╭─ Extracted records

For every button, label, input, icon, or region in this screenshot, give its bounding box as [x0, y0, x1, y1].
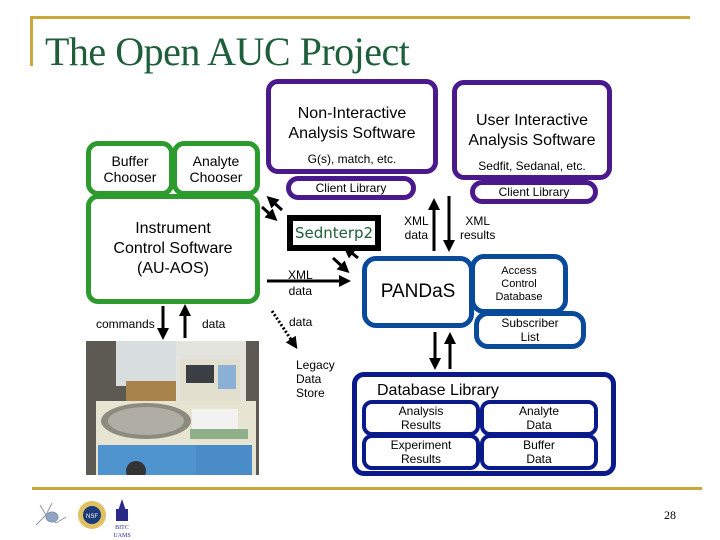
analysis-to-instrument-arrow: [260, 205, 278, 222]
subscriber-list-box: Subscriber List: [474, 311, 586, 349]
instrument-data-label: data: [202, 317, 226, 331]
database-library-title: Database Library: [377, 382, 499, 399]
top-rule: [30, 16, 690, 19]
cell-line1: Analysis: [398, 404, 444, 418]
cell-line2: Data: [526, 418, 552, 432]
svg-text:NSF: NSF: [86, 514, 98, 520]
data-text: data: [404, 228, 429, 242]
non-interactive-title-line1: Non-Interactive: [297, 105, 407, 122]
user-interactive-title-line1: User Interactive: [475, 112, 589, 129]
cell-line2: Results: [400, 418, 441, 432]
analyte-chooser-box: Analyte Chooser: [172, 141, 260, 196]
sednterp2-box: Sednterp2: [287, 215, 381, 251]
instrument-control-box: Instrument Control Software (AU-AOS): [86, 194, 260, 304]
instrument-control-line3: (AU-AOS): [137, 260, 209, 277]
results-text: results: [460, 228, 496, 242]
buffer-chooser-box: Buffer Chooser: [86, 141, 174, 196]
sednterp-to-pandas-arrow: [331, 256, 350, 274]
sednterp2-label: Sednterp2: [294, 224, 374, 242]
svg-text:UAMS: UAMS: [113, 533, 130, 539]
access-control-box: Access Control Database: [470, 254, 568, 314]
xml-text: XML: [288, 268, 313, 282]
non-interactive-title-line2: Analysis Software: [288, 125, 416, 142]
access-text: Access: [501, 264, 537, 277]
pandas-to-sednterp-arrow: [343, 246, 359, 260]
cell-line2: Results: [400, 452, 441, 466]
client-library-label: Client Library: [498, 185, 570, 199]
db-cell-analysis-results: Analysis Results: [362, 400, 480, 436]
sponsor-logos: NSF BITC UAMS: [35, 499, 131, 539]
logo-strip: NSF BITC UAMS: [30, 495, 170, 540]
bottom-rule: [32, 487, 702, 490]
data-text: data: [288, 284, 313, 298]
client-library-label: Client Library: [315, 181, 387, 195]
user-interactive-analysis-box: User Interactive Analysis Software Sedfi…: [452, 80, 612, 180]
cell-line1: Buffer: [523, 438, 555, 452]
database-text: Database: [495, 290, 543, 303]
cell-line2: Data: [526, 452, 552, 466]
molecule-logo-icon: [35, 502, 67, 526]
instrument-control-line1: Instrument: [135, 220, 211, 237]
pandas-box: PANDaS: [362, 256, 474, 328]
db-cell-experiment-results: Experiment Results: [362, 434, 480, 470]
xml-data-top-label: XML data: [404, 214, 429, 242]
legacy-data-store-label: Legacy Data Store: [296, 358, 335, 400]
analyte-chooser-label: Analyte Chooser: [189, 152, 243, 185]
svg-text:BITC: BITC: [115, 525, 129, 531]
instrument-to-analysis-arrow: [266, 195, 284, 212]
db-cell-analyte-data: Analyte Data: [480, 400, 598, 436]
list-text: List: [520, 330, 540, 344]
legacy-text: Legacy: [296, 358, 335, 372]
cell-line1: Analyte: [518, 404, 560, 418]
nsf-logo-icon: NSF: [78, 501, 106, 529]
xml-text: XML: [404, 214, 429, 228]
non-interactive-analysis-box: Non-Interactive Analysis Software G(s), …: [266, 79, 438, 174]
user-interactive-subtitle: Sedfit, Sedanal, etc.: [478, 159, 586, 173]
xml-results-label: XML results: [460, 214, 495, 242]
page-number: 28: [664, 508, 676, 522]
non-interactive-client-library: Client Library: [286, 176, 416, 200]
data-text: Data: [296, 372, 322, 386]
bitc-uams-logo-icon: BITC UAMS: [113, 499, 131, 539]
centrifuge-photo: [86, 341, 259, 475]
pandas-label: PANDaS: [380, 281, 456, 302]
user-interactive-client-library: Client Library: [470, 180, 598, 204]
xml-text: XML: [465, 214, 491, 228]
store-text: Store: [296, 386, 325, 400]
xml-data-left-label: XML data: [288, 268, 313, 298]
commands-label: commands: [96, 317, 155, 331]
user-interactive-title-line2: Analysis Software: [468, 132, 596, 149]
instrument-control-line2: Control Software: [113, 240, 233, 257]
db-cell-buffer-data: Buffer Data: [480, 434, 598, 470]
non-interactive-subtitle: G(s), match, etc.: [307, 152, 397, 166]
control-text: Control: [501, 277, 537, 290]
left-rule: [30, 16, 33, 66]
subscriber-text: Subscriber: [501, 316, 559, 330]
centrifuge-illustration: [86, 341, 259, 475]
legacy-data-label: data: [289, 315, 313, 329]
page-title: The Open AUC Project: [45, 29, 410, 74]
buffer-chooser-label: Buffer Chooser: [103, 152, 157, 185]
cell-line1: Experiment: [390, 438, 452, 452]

╰─

Gather every line of the records that holds the string "subtitle" and copy each one out.

user-interactive-subtitle: Sedfit, Sedanal, etc.: [478, 159, 586, 173]
non-interactive-subtitle: G(s), match, etc.: [307, 152, 397, 166]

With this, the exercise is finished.